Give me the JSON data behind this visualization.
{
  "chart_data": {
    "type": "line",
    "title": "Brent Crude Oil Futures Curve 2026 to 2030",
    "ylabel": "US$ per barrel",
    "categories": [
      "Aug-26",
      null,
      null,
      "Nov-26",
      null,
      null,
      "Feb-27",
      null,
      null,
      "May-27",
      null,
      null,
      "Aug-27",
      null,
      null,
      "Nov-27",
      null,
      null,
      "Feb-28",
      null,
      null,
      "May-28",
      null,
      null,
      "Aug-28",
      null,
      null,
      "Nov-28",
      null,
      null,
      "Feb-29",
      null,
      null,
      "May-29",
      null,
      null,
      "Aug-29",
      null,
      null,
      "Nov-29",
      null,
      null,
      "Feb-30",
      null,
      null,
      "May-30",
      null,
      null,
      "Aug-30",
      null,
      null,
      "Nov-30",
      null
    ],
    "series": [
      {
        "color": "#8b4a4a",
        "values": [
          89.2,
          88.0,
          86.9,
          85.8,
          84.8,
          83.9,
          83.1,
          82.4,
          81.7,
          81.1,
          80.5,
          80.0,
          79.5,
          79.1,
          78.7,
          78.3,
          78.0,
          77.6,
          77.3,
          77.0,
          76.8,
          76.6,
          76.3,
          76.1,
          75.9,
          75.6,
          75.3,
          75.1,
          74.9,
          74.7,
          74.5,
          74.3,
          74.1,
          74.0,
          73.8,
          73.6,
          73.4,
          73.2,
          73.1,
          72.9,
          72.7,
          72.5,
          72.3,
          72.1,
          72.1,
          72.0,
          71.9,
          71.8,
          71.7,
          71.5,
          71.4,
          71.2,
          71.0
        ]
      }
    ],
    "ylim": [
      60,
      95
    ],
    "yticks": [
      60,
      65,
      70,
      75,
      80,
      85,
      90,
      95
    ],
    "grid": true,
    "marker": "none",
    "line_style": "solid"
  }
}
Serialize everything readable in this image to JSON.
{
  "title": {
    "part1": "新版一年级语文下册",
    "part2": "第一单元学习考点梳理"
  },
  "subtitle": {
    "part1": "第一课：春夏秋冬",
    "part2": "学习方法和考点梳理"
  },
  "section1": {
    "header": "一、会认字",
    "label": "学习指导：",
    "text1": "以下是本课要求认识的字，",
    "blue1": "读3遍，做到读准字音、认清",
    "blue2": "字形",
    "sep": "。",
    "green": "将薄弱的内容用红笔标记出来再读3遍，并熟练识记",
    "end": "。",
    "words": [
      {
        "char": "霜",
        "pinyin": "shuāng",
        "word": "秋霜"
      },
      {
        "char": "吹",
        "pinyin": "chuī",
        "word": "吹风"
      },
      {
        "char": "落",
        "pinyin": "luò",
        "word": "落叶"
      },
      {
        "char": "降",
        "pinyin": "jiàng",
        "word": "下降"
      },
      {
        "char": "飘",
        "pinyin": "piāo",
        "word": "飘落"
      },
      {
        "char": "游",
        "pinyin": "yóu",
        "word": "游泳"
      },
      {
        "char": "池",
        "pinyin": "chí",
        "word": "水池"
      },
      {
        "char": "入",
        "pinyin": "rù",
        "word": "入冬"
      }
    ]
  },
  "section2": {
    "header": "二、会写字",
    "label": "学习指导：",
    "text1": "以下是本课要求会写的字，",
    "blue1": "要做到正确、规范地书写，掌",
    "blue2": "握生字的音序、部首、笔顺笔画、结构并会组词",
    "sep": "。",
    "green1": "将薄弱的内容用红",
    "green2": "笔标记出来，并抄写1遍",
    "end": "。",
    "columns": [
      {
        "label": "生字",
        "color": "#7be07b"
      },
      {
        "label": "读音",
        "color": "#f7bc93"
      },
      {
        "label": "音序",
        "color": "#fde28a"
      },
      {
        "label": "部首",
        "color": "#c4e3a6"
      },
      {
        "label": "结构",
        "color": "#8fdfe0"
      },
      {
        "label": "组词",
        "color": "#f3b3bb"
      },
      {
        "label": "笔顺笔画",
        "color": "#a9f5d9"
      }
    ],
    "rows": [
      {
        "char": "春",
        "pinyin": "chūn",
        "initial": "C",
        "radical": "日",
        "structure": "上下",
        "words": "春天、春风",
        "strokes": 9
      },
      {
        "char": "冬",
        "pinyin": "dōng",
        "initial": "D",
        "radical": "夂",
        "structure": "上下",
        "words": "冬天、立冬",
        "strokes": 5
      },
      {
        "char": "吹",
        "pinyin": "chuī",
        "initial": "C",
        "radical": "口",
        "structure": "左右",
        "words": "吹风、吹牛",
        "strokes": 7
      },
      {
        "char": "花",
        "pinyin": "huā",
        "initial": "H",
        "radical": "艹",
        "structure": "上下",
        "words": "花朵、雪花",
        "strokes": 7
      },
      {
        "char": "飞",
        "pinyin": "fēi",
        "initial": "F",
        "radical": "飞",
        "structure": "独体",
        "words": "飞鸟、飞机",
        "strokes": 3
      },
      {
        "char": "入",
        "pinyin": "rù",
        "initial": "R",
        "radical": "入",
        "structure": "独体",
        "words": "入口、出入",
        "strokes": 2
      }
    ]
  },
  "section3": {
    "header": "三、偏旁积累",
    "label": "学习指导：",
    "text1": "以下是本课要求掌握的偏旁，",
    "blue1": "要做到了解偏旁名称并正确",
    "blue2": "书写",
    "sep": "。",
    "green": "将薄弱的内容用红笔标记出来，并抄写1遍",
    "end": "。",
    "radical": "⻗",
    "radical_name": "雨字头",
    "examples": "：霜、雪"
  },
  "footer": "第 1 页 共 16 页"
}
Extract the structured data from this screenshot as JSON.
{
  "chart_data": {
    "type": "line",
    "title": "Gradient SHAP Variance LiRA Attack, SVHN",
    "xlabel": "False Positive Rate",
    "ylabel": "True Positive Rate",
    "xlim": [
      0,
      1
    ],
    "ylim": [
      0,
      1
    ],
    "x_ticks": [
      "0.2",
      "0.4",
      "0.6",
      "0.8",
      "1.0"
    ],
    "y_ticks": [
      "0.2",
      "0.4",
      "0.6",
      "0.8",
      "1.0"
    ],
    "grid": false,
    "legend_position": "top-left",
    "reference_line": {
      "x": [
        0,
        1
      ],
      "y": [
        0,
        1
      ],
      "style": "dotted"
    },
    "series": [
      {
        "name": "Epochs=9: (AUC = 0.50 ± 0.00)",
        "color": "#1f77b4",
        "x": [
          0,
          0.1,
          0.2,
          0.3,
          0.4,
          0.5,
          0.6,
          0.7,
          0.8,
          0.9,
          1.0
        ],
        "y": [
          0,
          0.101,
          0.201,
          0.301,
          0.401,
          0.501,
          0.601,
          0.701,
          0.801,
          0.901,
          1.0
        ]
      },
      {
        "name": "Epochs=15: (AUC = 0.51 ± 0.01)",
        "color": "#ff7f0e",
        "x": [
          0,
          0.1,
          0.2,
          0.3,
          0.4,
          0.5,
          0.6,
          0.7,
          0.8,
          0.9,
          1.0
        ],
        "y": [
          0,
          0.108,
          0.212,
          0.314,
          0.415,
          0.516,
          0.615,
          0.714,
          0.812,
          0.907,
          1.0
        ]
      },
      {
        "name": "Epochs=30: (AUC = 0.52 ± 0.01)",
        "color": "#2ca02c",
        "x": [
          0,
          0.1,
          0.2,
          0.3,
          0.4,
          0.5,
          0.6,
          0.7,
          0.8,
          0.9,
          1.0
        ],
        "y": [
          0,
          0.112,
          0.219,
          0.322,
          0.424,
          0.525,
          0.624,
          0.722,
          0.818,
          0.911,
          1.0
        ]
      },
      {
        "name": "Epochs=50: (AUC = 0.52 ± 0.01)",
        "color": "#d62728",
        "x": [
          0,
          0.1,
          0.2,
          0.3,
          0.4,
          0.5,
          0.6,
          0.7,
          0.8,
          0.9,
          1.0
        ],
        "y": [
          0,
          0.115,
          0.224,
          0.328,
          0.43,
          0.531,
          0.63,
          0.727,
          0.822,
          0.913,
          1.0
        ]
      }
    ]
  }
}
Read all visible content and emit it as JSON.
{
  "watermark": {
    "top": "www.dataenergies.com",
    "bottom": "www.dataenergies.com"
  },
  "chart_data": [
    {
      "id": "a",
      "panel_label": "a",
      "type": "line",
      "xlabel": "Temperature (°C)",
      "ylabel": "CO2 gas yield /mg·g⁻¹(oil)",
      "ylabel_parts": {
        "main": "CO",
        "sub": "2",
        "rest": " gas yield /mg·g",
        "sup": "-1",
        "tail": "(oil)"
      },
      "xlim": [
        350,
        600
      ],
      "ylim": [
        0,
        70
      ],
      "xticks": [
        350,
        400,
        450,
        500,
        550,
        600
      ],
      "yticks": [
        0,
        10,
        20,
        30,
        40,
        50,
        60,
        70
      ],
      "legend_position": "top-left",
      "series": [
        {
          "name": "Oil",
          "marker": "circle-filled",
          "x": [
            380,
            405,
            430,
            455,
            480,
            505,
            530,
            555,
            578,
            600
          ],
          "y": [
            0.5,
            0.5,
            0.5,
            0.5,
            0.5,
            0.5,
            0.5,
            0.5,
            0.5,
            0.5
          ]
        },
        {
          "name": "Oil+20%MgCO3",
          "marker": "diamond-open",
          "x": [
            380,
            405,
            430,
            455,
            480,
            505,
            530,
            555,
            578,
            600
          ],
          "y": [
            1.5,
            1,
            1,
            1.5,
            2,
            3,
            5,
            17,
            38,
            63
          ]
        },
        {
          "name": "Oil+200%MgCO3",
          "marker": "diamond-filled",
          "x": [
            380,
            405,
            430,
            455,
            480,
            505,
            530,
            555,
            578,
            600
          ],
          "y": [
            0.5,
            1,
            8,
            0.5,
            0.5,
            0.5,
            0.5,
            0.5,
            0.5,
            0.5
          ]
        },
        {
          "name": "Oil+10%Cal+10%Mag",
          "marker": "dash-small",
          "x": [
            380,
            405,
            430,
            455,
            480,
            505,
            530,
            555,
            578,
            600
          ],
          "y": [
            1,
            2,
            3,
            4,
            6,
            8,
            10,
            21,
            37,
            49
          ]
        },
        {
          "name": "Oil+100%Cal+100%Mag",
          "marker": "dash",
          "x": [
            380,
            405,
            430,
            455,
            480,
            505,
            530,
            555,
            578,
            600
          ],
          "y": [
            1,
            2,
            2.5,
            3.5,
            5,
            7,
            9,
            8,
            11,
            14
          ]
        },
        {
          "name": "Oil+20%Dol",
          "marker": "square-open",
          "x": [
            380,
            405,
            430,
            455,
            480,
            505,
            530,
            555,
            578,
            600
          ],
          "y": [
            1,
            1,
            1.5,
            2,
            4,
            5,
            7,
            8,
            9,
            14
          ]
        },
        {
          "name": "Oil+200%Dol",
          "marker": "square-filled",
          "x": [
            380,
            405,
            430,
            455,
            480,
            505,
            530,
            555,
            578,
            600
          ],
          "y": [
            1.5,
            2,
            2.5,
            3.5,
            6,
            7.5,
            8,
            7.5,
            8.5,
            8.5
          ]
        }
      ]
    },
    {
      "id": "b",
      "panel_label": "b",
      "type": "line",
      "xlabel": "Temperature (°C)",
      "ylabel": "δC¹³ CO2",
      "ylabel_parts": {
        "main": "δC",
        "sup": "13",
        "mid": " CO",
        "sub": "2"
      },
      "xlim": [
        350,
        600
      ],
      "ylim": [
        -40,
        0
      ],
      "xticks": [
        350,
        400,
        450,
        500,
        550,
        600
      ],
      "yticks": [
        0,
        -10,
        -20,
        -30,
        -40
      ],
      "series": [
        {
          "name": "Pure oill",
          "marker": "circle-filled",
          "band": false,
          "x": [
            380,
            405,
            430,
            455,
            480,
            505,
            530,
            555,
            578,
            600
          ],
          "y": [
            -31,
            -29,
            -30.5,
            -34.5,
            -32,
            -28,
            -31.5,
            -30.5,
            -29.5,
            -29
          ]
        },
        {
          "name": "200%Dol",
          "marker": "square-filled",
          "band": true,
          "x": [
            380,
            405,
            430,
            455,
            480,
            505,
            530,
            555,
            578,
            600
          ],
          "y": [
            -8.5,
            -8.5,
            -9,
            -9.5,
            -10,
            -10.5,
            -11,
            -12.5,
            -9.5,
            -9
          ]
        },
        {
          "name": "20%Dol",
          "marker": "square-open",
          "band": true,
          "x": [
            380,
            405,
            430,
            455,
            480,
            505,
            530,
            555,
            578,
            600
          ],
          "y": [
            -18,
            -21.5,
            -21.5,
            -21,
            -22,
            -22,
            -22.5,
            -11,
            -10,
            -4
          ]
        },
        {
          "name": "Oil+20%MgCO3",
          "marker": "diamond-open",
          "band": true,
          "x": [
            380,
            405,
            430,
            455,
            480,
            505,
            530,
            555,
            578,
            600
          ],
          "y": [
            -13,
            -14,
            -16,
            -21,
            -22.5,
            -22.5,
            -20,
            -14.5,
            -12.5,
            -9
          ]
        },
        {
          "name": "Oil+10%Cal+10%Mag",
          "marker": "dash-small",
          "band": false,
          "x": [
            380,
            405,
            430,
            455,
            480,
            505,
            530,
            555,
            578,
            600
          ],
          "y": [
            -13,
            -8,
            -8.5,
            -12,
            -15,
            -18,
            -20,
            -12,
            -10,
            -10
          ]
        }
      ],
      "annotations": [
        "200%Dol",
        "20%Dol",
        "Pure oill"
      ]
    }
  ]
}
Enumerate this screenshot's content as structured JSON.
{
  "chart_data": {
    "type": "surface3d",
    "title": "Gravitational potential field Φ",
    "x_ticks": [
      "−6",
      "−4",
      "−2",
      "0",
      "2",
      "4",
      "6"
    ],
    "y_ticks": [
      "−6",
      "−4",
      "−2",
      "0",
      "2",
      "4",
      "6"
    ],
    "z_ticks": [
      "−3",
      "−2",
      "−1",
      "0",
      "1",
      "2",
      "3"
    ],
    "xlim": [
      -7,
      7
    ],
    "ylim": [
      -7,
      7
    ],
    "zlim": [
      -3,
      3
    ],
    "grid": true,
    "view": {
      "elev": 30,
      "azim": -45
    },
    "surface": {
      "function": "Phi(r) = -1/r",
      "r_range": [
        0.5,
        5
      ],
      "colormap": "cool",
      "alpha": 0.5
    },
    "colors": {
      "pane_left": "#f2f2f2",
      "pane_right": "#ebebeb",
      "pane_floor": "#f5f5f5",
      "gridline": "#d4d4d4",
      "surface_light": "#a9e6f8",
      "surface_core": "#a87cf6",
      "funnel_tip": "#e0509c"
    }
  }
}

◇ ◇ ◇ ◇ ◇ ◇ ◇

REQUIRED TASK -
Keep only the lines from the one containing "Enumerate this screenshot's" to the end of the entries, and repeat them exactly.

REPLY TO THE EXERCISE -
Enumerate this screenshot's content as structured JSON.
{
  "chart_data": {
    "type": "surface3d",
    "title": "Gravitational potential field Φ",
    "x_ticks": [
      "−6",
      "−4",
      "−2",
      "0",
      "2",
      "4",
      "6"
    ],
    "y_ticks": [
      "−6",
      "−4",
      "−2",
      "0",
      "2",
      "4",
      "6"
    ],
    "z_ticks": [
      "−3",
      "−2",
      "−1",
      "0",
      "1",
      "2",
      "3"
    ],
    "xlim": [
      -7,
      7
    ],
    "ylim": [
      -7,
      7
    ],
    "zlim": [
      -3,
      3
    ],
    "grid": true,
    "view": {
      "elev": 30,
      "azim": -45
    },
    "surface": {
      "function": "Phi(r) = -1/r",
      "r_range": [
        0.5,
        5
      ],
      "colormap": "cool",
      "alpha": 0.5
    },
    "colors": {
      "pane_left": "#f2f2f2",
      "pane_right": "#ebebeb",
      "pane_floor": "#f5f5f5",
      "gridline": "#d4d4d4",
      "surface_light": "#a9e6f8",
      "surface_core": "#a87cf6",
      "funnel_tip": "#e0509c"
    }
  }
}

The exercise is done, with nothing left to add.